BRIEF: With the pictures omitted, write out the entries that follow exactly as they stand.

╭─ LISTED RECORDS

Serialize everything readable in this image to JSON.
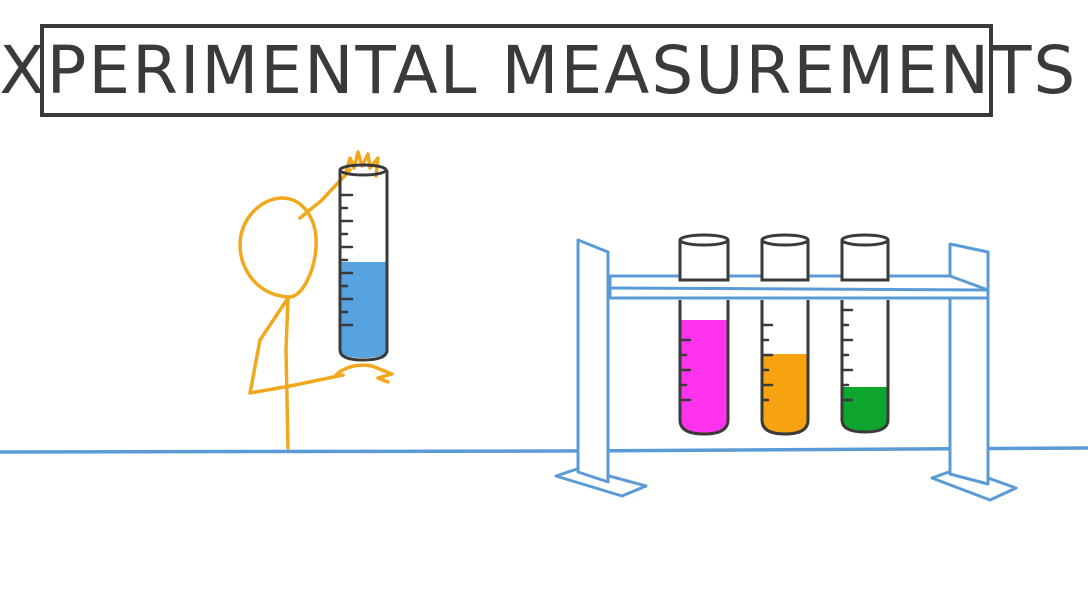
{
  "title": "EXPERIMENTAL MEASUREMENTS",
  "colors": {
    "ink": "#3a3a3a",
    "figure": "#f2a81d",
    "lab_blue": "#5b9bd5",
    "liquid_blue": "#56a3e0",
    "liquid_magenta": "#ff33ee",
    "liquid_orange": "#f7a20f",
    "liquid_green": "#0ea52e"
  },
  "scene": {
    "held_cylinder": {
      "liquid": "blue",
      "fill_level": 0.51
    },
    "rack_tubes": [
      {
        "liquid": "magenta",
        "fill_level": 0.86
      },
      {
        "liquid": "orange",
        "fill_level": 0.6
      },
      {
        "liquid": "green",
        "fill_level": 0.32
      }
    ]
  }
}
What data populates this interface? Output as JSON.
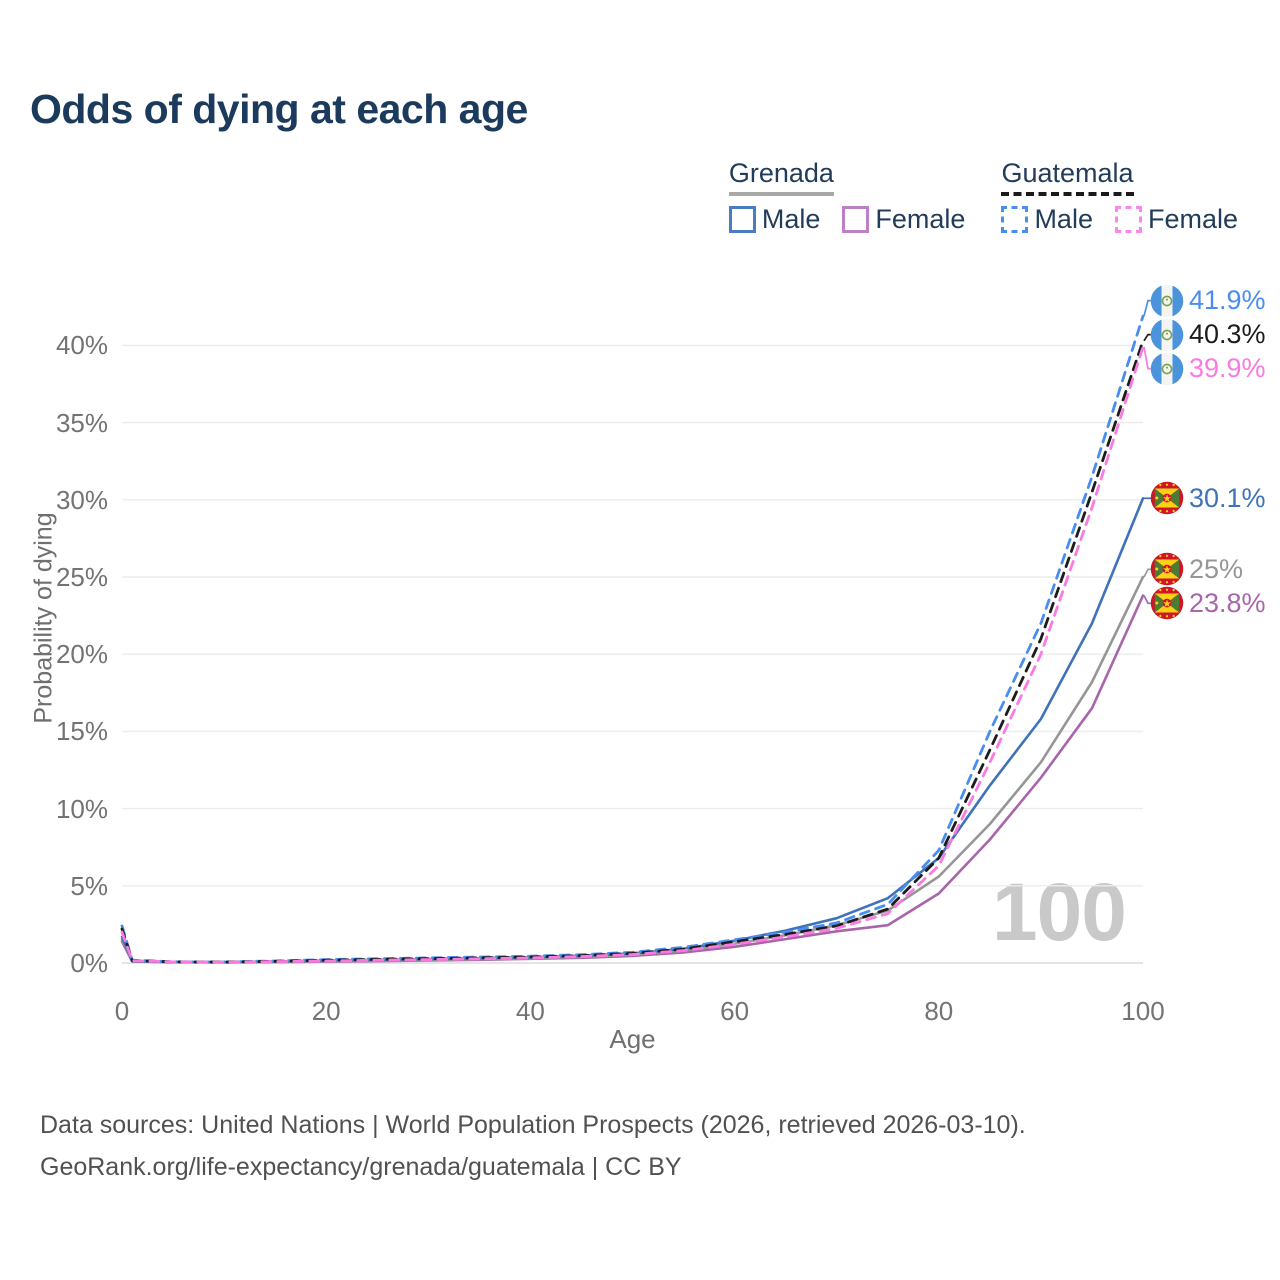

╰─

OUTPUT OF THE EXERCISE:
Serialize everything readable in this image to JSON.
{
  "title": "EXPERIMENTAL MEASUREMENTS",
  "colors": {
    "ink": "#3a3a3a",
    "figure": "#f2a81d",
    "lab_blue": "#5b9bd5",
    "liquid_blue": "#56a3e0",
    "liquid_magenta": "#ff33ee",
    "liquid_orange": "#f7a20f",
    "liquid_green": "#0ea52e"
  },
  "scene": {
    "held_cylinder": {
      "liquid": "blue",
      "fill_level": 0.51
    },
    "rack_tubes": [
      {
        "liquid": "magenta",
        "fill_level": 0.86
      },
      {
        "liquid": "orange",
        "fill_level": 0.6
      },
      {
        "liquid": "green",
        "fill_level": 0.32
      }
    ]
  }
}
What data populates this interface? Output as JSON.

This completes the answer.